───── Recorded data ─────

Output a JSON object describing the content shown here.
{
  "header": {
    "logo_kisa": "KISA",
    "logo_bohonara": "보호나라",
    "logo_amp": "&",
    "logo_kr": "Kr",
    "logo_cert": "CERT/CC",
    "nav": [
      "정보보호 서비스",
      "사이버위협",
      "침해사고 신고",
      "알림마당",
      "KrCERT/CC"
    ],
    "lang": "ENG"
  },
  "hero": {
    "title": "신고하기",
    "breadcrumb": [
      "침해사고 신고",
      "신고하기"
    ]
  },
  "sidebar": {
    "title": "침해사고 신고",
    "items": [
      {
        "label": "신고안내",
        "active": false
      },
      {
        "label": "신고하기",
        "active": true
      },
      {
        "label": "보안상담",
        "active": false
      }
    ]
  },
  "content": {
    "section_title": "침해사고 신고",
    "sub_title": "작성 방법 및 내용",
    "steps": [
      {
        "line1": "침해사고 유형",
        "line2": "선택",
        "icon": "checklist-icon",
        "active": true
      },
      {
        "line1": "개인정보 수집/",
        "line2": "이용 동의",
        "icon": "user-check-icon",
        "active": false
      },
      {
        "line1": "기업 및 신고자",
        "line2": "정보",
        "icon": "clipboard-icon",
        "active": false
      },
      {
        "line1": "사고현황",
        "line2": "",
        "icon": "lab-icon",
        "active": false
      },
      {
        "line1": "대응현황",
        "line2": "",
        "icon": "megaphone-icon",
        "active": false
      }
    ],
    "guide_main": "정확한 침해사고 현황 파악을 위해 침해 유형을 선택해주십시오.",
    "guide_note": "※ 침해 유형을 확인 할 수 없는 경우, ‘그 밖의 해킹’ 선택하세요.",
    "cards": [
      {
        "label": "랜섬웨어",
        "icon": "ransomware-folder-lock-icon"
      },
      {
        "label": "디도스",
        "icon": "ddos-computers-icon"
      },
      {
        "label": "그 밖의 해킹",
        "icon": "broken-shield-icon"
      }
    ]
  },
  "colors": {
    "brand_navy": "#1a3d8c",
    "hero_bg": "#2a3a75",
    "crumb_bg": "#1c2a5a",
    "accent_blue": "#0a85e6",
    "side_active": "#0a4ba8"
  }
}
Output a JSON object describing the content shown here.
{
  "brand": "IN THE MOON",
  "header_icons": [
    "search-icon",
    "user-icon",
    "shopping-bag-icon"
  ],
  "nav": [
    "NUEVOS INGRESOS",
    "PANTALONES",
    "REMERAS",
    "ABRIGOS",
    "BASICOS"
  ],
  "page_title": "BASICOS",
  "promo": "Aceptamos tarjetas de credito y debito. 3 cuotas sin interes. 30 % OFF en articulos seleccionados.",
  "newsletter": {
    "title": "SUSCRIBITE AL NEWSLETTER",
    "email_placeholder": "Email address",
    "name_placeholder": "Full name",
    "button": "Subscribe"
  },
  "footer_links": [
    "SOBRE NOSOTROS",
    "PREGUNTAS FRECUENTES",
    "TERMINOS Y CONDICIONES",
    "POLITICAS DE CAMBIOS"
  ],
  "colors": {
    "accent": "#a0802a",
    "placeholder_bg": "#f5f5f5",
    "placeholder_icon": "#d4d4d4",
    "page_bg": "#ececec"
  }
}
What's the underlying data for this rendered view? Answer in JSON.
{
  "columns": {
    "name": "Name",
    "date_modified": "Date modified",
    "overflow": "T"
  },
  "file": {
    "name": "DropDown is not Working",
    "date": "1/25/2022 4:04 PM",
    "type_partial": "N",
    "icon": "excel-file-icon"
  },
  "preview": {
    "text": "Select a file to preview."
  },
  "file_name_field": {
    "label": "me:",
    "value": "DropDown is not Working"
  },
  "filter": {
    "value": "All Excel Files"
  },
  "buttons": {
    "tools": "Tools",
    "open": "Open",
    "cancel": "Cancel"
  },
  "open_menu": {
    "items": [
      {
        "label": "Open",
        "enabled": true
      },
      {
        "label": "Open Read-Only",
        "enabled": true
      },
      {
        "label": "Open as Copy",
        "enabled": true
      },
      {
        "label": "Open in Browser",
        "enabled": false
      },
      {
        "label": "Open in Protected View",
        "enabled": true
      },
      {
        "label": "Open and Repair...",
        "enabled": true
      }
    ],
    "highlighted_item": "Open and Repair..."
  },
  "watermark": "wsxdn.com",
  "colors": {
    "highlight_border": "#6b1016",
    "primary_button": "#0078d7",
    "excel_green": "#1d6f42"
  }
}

─────

What you will do: Return, unchanged, each line from the line containing "What's the underlying" through the last line of the material.

Solution to the exercise:
What's the underlying data for this rendered view? Answer in JSON.
{
  "columns": {
    "name": "Name",
    "date_modified": "Date modified",
    "overflow": "T"
  },
  "file": {
    "name": "DropDown is not Working",
    "date": "1/25/2022 4:04 PM",
    "type_partial": "N",
    "icon": "excel-file-icon"
  },
  "preview": {
    "text": "Select a file to preview."
  },
  "file_name_field": {
    "label": "me:",
    "value": "DropDown is not Working"
  },
  "filter": {
    "value": "All Excel Files"
  },
  "buttons": {
    "tools": "Tools",
    "open": "Open",
    "cancel": "Cancel"
  },
  "open_menu": {
    "items": [
      {
        "label": "Open",
        "enabled": true
      },
      {
        "label": "Open Read-Only",
        "enabled": true
      },
      {
        "label": "Open as Copy",
        "enabled": true
      },
      {
        "label": "Open in Browser",
        "enabled": false
      },
      {
        "label": "Open in Protected View",
        "enabled": true
      },
      {
        "label": "Open and Repair...",
        "enabled": true
      }
    ],
    "highlighted_item": "Open and Repair..."
  },
  "watermark": "wsxdn.com",
  "colors": {
    "highlight_border": "#6b1016",
    "primary_button": "#0078d7",
    "excel_green": "#1d6f42"
  }
}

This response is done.